Task prompt: Repeat the records below exactly, leaving out any pictures.

Data:
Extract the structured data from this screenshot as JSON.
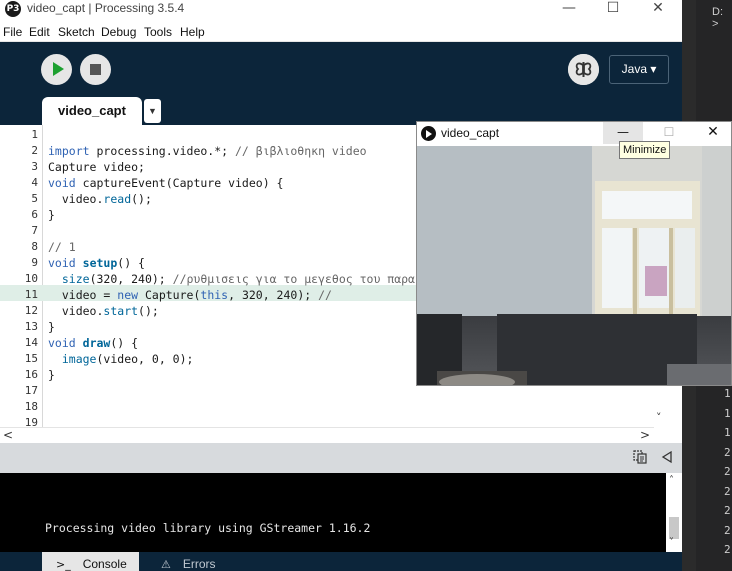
{
  "window": {
    "title": "video_capt | Processing 3.5.4",
    "logo_glyph": "P3",
    "minimize_glyph": "—",
    "maximize_glyph": "☐",
    "close_glyph": "✕"
  },
  "menu": [
    "File",
    "Edit",
    "Sketch",
    "Debug",
    "Tools",
    "Help"
  ],
  "toolbar": {
    "run_icon": "play-icon",
    "stop_icon": "stop-icon",
    "debug_icon": "butterfly-icon",
    "mode_label": "Java ▾"
  },
  "tab": {
    "name": "video_capt",
    "menu_arrow": "▼"
  },
  "editor": {
    "line_numbers": [
      "1",
      "2",
      "3",
      "4",
      "5",
      "6",
      "7",
      "8",
      "9",
      "10",
      "11",
      "12",
      "13",
      "14",
      "15",
      "16",
      "17",
      "18",
      "19"
    ],
    "highlighted_line": "11",
    "lines": [
      "",
      "import processing.video.*; // βιβλιοθηκη video",
      "Capture video;",
      "void captureEvent(Capture video) {",
      "  video.read();",
      "}",
      "",
      "// 1",
      "void setup() {",
      "  size(320, 240); //ρυθμισεις για το μεγεθος του παρα",
      "  video = new Capture(this, 320, 240); //",
      "  video.start();",
      "}",
      "void draw() {",
      "  image(video, 0, 0);",
      "}",
      "",
      "",
      ""
    ]
  },
  "scroll": {
    "left": "<",
    "right": ">",
    "down": "˅",
    "up": "˄"
  },
  "console": {
    "output": "Processing video library using GStreamer 1.16.2",
    "tabs": [
      {
        "label": "Console",
        "icon": "console-icon",
        "glyph": ">_",
        "active": true
      },
      {
        "label": "Errors",
        "icon": "warning-icon",
        "glyph": "⚠",
        "active": false
      }
    ],
    "copy_icon": "copy-icon",
    "collapse_icon": "collapse-icon"
  },
  "sketch_window": {
    "title": "video_capt",
    "tooltip": "Minimize",
    "minimize_glyph": "—",
    "maximize_glyph": "☐",
    "close_glyph": "✕"
  },
  "background_editor": {
    "drive_label": "D: >",
    "line_numbers": [
      "1",
      "1",
      "1",
      "2",
      "2",
      "2",
      "2",
      "2",
      "2"
    ]
  },
  "colors": {
    "toolbar_bg": "#0c253a",
    "run_green": "#1da030",
    "line_highlight": "#dfeee7",
    "keyword_blue": "#2f62b3",
    "function_teal": "#006699"
  }
}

Answer to this task:
Extract the structured data from this screenshot as JSON.
{
  "window": {
    "title": "video_capt | Processing 3.5.4",
    "logo_glyph": "P3",
    "minimize_glyph": "—",
    "maximize_glyph": "☐",
    "close_glyph": "✕"
  },
  "menu": [
    "File",
    "Edit",
    "Sketch",
    "Debug",
    "Tools",
    "Help"
  ],
  "toolbar": {
    "run_icon": "play-icon",
    "stop_icon": "stop-icon",
    "debug_icon": "butterfly-icon",
    "mode_label": "Java ▾"
  },
  "tab": {
    "name": "video_capt",
    "menu_arrow": "▼"
  },
  "editor": {
    "line_numbers": [
      "1",
      "2",
      "3",
      "4",
      "5",
      "6",
      "7",
      "8",
      "9",
      "10",
      "11",
      "12",
      "13",
      "14",
      "15",
      "16",
      "17",
      "18",
      "19"
    ],
    "highlighted_line": "11",
    "lines": [
      "",
      "import processing.video.*; // βιβλιοθηκη video",
      "Capture video;",
      "void captureEvent(Capture video) {",
      "  video.read();",
      "}",
      "",
      "// 1",
      "void setup() {",
      "  size(320, 240); //ρυθμισεις για το μεγεθος του παρα",
      "  video = new Capture(this, 320, 240); //",
      "  video.start();",
      "}",
      "void draw() {",
      "  image(video, 0, 0);",
      "}",
      "",
      "",
      ""
    ]
  },
  "scroll": {
    "left": "<",
    "right": ">",
    "down": "˅",
    "up": "˄"
  },
  "console": {
    "output": "Processing video library using GStreamer 1.16.2",
    "tabs": [
      {
        "label": "Console",
        "icon": "console-icon",
        "glyph": ">_",
        "active": true
      },
      {
        "label": "Errors",
        "icon": "warning-icon",
        "glyph": "⚠",
        "active": false
      }
    ],
    "copy_icon": "copy-icon",
    "collapse_icon": "collapse-icon"
  },
  "sketch_window": {
    "title": "video_capt",
    "tooltip": "Minimize",
    "minimize_glyph": "—",
    "maximize_glyph": "☐",
    "close_glyph": "✕"
  },
  "background_editor": {
    "drive_label": "D: >",
    "line_numbers": [
      "1",
      "1",
      "1",
      "2",
      "2",
      "2",
      "2",
      "2",
      "2"
    ]
  },
  "colors": {
    "toolbar_bg": "#0c253a",
    "run_green": "#1da030",
    "line_highlight": "#dfeee7",
    "keyword_blue": "#2f62b3",
    "function_teal": "#006699"
  }
}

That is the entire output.